_GIVEN PROBLEM:_
Please transcribe the data that follows without the pictures, keeping every word the same.

_DATA FOR PROCESSING:_

◆ ◆ ◆ ◆ ◆

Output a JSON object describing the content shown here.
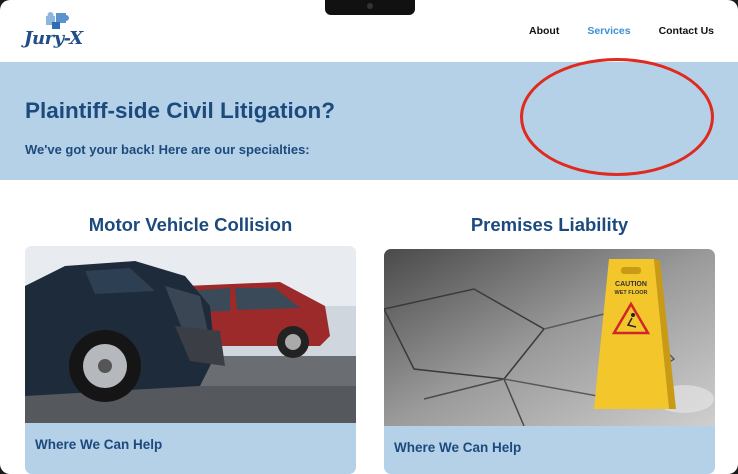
{
  "header": {
    "logo_text": "Jury-X",
    "nav": [
      {
        "label": "About",
        "active": false
      },
      {
        "label": "Services",
        "active": true
      },
      {
        "label": "Contact Us",
        "active": false
      }
    ]
  },
  "hero": {
    "title": "Plaintiff-side Civil Litigation?",
    "subtitle": "We've got your back! Here are our specialties:"
  },
  "services": [
    {
      "title": "Motor Vehicle Collision",
      "image": "car-crash-photo",
      "help_label": "Where We Can Help"
    },
    {
      "title": "Premises Liability",
      "image": "wet-floor-sign-photo",
      "help_label": "Where We Can Help"
    }
  ],
  "sign": {
    "line1": "CAUTION",
    "line2": "WET FLOOR"
  },
  "colors": {
    "brand": "#1d4a7d",
    "nav_active": "#3d8fd6",
    "hero_bg": "#b4d1e8",
    "annotation": "#e02a1f"
  }
}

◆ ◆ ◆ ◆ ◆

_EXPECTED ANSWER:_
Output a JSON object describing the content shown here.
{
  "header": {
    "logo_text": "Jury-X",
    "nav": [
      {
        "label": "About",
        "active": false
      },
      {
        "label": "Services",
        "active": true
      },
      {
        "label": "Contact Us",
        "active": false
      }
    ]
  },
  "hero": {
    "title": "Plaintiff-side Civil Litigation?",
    "subtitle": "We've got your back! Here are our specialties:"
  },
  "services": [
    {
      "title": "Motor Vehicle Collision",
      "image": "car-crash-photo",
      "help_label": "Where We Can Help"
    },
    {
      "title": "Premises Liability",
      "image": "wet-floor-sign-photo",
      "help_label": "Where We Can Help"
    }
  ],
  "sign": {
    "line1": "CAUTION",
    "line2": "WET FLOOR"
  },
  "colors": {
    "brand": "#1d4a7d",
    "nav_active": "#3d8fd6",
    "hero_bg": "#b4d1e8",
    "annotation": "#e02a1f"
  }
}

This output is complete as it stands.